In the items, rewrite the stretch from the line containing "- tile-label: Employees: [851, 481, 921, 497]" through the line containing "- nav-data-label: Data: [825, 67, 856, 83]", substituting "Staff" for "Employees" and leaving everything else unchanged.

Collected data:
----

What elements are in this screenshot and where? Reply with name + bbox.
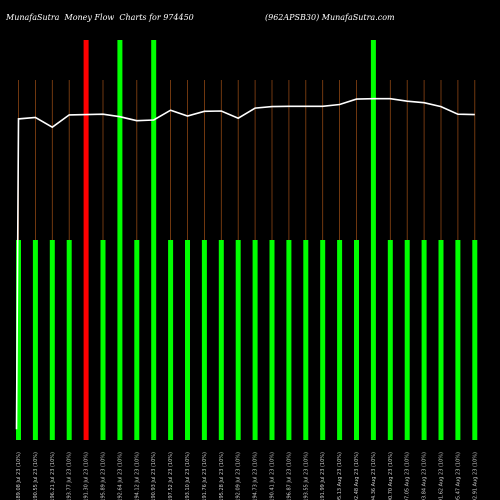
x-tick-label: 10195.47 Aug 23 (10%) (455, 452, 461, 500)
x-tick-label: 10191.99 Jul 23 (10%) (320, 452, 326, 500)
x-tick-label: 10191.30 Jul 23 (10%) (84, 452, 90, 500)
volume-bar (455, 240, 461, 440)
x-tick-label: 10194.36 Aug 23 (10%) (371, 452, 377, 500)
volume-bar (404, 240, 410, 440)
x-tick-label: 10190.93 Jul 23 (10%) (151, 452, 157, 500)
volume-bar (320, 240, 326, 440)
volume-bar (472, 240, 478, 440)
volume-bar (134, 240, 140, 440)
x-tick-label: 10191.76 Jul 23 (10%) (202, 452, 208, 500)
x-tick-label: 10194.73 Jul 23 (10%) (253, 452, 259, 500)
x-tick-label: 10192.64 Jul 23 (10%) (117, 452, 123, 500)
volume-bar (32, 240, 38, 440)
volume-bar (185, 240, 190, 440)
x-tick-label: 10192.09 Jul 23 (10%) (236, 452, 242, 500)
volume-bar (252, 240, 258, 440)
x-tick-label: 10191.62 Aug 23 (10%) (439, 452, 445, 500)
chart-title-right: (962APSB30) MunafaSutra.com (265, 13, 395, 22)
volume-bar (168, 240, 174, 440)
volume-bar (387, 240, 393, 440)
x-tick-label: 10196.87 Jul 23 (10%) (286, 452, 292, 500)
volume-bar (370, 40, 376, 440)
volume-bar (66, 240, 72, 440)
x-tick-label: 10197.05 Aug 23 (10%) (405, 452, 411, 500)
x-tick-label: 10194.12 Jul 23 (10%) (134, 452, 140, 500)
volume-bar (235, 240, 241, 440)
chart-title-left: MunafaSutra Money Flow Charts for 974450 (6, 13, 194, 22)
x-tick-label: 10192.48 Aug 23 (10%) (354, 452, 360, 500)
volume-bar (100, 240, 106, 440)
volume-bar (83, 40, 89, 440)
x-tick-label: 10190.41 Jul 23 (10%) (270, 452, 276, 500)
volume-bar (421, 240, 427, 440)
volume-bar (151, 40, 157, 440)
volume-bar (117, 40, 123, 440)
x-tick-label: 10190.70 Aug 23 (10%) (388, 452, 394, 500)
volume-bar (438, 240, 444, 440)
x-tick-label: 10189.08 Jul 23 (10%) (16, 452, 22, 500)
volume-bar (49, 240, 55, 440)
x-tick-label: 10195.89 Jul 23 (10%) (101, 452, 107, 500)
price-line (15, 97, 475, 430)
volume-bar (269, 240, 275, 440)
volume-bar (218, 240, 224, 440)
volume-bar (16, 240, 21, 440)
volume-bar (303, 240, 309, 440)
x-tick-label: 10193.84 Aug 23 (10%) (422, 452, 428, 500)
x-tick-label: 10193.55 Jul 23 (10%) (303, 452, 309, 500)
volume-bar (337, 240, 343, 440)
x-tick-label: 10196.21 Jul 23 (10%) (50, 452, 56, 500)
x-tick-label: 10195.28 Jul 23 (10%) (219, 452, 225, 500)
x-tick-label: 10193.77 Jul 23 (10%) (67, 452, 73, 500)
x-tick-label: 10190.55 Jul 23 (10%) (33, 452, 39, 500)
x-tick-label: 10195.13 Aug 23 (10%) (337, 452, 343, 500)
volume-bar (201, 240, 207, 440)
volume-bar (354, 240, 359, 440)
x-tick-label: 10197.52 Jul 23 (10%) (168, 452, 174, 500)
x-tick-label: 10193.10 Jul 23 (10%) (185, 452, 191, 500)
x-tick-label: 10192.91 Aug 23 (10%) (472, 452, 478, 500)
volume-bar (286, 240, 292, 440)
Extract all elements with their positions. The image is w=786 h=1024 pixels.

----

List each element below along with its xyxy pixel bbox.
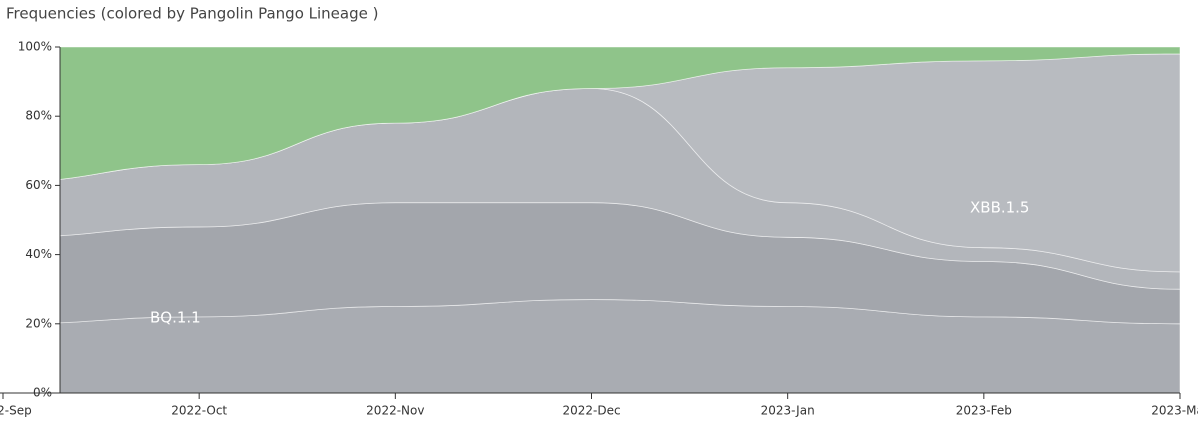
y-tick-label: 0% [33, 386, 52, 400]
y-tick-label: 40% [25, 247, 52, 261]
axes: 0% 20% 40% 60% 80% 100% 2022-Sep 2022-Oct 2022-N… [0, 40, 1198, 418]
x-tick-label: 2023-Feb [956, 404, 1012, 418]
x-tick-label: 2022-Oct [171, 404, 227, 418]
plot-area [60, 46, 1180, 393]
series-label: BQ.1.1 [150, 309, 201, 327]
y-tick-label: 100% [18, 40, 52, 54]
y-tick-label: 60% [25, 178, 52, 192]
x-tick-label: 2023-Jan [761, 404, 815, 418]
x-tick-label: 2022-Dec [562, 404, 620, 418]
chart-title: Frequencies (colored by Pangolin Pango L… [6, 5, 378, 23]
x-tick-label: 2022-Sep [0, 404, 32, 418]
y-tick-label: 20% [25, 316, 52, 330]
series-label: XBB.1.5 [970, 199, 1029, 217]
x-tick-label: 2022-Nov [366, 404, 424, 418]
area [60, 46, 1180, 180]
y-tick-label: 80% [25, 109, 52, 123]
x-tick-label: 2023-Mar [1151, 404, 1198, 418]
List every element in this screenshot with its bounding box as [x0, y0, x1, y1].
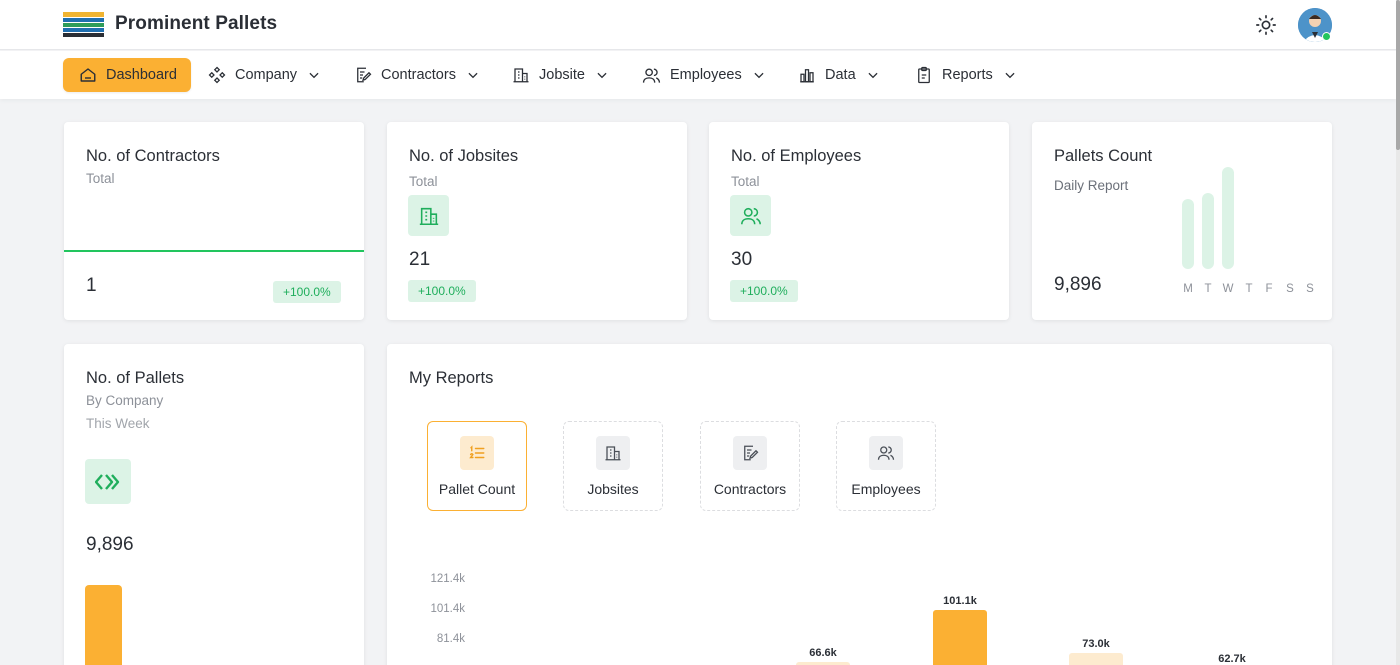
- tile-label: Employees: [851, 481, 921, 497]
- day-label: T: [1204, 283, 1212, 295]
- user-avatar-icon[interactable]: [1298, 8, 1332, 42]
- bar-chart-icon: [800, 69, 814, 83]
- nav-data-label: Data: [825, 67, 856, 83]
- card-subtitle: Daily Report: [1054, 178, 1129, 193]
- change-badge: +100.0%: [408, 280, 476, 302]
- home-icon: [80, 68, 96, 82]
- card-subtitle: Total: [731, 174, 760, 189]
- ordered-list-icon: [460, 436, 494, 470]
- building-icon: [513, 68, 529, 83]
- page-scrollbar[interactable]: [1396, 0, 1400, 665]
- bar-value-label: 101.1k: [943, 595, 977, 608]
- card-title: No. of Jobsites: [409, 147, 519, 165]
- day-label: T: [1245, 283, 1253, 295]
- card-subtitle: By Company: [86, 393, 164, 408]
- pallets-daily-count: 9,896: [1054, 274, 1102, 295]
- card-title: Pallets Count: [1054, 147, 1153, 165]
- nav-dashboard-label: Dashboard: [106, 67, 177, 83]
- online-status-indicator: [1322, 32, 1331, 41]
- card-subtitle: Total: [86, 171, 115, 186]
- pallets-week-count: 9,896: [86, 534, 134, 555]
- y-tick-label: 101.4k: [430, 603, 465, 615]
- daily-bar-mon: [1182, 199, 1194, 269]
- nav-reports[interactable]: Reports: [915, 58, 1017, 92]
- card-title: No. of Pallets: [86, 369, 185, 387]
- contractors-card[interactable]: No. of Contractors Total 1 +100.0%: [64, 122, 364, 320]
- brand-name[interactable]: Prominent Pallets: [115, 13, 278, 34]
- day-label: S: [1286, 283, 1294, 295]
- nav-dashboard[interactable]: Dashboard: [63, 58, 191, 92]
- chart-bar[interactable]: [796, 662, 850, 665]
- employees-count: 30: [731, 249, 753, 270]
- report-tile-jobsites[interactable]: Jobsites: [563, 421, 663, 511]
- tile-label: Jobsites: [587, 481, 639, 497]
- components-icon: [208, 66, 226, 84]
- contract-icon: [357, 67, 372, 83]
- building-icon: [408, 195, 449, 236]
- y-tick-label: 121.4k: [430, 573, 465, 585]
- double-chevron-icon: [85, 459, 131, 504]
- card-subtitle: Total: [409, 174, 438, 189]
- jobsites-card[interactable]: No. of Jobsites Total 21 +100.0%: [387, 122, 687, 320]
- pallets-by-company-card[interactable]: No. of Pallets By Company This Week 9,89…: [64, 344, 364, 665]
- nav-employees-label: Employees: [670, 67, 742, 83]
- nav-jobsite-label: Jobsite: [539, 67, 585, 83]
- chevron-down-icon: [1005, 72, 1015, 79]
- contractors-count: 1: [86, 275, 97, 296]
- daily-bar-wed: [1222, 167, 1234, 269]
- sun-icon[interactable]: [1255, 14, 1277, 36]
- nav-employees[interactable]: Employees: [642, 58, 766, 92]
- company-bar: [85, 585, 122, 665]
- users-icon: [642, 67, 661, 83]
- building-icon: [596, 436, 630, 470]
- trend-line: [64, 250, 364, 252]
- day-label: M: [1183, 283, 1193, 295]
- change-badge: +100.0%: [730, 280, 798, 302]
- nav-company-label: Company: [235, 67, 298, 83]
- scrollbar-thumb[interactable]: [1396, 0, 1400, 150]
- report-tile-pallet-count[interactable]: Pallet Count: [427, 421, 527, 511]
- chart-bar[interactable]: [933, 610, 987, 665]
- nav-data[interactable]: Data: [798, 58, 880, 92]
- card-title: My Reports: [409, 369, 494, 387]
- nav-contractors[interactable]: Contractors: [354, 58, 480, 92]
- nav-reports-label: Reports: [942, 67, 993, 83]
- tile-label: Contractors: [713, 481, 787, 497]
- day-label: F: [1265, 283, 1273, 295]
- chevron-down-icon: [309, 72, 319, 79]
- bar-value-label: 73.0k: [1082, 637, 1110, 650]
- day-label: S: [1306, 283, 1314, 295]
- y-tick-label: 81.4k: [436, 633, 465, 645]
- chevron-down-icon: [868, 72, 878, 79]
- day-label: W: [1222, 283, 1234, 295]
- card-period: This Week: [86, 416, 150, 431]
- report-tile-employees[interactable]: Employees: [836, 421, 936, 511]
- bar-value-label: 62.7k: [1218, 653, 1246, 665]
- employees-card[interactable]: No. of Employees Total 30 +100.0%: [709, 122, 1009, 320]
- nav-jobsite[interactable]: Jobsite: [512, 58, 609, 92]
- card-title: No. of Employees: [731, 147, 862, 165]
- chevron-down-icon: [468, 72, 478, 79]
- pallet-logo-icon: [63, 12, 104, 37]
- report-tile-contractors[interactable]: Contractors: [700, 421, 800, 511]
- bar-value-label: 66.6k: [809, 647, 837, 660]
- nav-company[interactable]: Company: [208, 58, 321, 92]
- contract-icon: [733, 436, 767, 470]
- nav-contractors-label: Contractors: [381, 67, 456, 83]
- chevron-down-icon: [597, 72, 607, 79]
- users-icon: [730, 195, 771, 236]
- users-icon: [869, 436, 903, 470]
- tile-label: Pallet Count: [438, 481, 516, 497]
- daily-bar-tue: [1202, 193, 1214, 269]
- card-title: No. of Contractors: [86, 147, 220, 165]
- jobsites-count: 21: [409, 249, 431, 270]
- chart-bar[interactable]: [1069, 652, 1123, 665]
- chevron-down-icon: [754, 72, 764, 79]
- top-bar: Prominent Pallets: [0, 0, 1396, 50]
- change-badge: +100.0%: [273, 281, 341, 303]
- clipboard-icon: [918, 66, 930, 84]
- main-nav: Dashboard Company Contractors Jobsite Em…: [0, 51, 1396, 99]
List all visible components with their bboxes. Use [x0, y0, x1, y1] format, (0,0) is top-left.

----

_Result of the task_
- tile-label: Staff: [851, 481, 921, 497]
- day-label: T: [1204, 283, 1212, 295]
- user-avatar-icon[interactable]: [1298, 8, 1332, 42]
- bar-chart-icon: [800, 69, 814, 83]
- nav-data-label: Data: [825, 67, 856, 83]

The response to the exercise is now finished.